WHAT IS BEING ASKED
Copy all the entries word for word, but omit the pictures.

Dataset entries

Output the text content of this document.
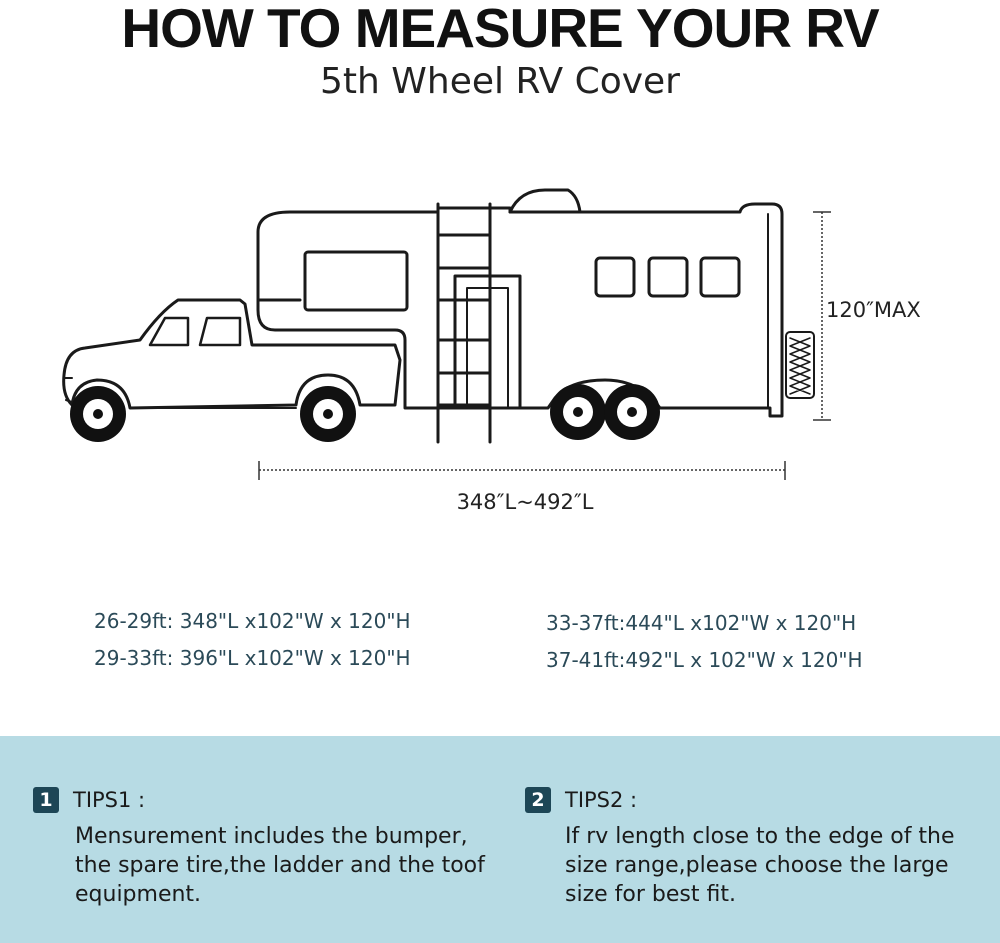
HOW TO MEASURE YOUR RV
5th Wheel RV Cover
120″MAX
348″L~492″L
26-29ft: 348"L x102"W x 120"H
29-33ft: 396"L x102"W x 120"H
33-37ft:444"L x102"W x 120"H
37-41ft:492"L x 102"W x 120"H
1 TIPS1 :
Mensurement includes the bumper,
the spare tire,the ladder and the toof
equipment.
2 TIPS2 :
If rv length close to the edge of the
size range,please choose the large
size for best fit.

TASK ANSWER
Output the text content of this document.
HOW TO MEASURE YOUR RV
5th Wheel RV Cover
120″MAX
348″L~492″L
26-29ft: 348"L x102"W x 120"H
29-33ft: 396"L x102"W x 120"H
33-37ft:444"L x102"W x 120"H
37-41ft:492"L x 102"W x 120"H
1 TIPS1 :
Mensurement includes the bumper,
the spare tire,the ladder and the toof
equipment.
2 TIPS2 :
If rv length close to the edge of the
size range,please choose the large
size for best fit.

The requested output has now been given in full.